(EXTRACTED ENTRIES)
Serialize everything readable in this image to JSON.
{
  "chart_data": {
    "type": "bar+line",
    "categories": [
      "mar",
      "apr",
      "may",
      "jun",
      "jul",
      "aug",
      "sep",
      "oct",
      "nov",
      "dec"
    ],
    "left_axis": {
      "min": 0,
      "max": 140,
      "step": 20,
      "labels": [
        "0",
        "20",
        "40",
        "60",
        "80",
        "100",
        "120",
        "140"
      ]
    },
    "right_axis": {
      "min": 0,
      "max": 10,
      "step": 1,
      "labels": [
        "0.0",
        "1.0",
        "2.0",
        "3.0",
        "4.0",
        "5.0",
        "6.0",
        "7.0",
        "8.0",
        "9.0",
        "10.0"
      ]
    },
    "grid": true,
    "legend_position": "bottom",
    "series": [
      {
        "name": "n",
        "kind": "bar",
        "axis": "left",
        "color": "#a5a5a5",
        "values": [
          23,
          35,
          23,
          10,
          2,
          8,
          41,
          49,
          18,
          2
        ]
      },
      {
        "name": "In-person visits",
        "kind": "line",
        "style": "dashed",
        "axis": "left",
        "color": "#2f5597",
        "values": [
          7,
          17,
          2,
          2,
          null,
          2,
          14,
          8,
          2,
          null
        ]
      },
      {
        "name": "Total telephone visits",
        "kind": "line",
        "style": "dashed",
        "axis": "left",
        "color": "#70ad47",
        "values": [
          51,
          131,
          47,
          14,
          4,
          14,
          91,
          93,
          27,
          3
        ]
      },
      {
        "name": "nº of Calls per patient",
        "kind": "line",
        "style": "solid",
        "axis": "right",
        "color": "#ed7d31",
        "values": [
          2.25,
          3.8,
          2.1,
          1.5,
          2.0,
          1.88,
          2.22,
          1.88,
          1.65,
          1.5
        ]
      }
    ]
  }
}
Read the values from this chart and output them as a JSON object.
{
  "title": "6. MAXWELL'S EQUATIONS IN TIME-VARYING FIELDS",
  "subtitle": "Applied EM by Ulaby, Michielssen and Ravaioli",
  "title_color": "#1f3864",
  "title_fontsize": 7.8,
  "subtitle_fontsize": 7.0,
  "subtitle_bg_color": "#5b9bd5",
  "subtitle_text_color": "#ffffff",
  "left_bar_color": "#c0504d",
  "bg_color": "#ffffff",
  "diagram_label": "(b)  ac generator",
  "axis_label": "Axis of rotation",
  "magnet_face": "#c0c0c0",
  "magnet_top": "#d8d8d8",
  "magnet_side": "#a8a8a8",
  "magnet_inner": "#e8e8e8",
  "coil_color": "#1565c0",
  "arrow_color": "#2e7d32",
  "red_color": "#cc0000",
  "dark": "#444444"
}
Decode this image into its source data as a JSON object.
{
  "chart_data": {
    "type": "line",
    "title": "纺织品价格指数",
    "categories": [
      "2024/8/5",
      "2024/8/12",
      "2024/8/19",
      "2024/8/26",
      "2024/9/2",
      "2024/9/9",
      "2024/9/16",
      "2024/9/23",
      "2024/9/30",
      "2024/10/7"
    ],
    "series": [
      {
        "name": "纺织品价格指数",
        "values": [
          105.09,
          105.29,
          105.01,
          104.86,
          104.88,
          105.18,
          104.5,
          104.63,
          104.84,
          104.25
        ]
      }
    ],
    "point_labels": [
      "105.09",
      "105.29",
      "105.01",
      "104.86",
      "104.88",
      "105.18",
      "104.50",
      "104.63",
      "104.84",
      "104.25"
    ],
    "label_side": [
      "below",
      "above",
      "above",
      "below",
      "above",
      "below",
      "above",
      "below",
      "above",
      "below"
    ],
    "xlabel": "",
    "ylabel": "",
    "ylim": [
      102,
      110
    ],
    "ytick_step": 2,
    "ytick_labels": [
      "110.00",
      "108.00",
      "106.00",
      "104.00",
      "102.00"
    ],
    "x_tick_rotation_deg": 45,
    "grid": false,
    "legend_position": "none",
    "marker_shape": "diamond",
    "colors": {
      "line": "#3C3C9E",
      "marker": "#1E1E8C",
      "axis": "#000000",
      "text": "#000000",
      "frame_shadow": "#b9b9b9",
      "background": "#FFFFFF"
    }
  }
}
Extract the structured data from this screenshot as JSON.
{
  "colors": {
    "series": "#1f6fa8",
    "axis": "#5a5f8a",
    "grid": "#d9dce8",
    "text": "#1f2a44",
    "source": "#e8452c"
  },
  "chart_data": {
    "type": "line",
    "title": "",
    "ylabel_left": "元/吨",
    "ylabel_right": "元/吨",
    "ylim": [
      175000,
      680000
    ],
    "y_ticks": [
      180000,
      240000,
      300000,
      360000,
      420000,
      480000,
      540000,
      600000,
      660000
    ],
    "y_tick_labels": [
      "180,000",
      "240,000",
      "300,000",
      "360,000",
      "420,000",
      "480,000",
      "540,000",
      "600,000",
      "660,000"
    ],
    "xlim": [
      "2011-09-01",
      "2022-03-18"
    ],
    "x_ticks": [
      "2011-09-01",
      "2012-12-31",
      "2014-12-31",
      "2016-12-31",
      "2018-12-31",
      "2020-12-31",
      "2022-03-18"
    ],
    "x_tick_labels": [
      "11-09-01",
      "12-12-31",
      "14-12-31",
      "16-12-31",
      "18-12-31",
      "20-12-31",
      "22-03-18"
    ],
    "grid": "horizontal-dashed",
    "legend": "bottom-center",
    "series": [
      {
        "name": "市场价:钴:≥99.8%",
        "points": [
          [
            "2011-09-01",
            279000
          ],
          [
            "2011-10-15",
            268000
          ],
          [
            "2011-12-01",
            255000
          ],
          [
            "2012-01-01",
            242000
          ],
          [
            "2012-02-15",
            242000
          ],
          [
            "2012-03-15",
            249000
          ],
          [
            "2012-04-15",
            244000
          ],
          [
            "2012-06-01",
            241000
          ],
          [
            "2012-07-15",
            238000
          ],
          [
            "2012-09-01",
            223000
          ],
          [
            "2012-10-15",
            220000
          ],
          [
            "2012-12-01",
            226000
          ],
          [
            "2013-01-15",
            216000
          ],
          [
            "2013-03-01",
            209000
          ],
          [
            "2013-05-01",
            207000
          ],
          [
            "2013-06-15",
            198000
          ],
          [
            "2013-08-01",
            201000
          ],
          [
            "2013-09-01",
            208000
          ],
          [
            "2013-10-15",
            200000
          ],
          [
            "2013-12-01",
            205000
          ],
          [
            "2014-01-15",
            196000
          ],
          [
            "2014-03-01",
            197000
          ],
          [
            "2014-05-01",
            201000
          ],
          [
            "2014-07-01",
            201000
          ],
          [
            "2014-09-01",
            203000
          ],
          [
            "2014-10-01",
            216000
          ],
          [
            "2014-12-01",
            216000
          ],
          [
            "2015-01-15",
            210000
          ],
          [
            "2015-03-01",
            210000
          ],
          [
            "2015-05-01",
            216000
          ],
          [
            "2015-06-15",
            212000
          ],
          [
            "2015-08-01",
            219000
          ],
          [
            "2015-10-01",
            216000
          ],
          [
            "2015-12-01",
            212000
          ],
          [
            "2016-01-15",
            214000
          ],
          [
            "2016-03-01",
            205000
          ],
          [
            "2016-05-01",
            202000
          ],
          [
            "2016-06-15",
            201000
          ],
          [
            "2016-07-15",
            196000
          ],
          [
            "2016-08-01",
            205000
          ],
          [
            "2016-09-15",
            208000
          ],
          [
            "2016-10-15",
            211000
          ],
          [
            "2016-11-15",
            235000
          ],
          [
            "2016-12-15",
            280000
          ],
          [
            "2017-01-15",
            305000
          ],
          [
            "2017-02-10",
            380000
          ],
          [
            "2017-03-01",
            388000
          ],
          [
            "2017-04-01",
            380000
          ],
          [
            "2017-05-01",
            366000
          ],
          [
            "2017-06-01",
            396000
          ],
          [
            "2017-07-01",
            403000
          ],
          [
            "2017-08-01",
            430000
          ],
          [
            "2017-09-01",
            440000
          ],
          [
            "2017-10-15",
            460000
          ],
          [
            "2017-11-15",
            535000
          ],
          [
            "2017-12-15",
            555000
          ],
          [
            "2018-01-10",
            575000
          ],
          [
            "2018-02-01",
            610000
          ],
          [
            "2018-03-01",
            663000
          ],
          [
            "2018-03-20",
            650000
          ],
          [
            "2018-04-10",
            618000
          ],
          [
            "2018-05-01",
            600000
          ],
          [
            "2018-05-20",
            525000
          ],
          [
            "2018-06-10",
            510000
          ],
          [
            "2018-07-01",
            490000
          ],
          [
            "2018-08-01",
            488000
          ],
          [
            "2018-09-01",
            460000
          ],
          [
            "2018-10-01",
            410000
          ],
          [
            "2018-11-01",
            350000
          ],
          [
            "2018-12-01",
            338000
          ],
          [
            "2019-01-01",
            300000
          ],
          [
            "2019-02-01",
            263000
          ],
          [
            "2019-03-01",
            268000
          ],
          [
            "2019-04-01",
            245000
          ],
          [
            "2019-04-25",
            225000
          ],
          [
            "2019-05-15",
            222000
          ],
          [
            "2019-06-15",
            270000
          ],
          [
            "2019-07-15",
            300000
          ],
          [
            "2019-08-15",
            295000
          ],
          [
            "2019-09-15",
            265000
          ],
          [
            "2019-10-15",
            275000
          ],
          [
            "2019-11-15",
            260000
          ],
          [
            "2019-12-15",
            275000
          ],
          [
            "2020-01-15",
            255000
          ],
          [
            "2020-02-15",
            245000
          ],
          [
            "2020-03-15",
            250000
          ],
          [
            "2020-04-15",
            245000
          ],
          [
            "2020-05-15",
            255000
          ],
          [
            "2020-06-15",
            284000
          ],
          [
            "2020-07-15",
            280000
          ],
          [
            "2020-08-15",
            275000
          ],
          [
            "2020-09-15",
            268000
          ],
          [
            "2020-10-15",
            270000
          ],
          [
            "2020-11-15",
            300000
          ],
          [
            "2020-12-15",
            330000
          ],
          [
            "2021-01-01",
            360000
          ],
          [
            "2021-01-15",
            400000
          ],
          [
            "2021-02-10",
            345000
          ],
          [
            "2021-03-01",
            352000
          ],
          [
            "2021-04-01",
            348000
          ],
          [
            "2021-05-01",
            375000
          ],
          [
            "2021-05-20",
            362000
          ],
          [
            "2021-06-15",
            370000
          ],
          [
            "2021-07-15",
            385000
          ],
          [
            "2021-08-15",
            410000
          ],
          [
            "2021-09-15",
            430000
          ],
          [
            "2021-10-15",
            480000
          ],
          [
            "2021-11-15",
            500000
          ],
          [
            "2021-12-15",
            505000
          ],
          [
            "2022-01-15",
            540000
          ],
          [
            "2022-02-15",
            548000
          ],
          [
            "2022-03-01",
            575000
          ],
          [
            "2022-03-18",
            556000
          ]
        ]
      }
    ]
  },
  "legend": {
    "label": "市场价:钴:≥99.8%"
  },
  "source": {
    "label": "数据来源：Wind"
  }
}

(REQUIRED TASK) Which lines of the data above contain "source"? Copy each one.

(SOLUTION TO THIS PROBLEM)
Decode this image into its source data as a JSON object.
    "source": "#e8452c"
  "source": {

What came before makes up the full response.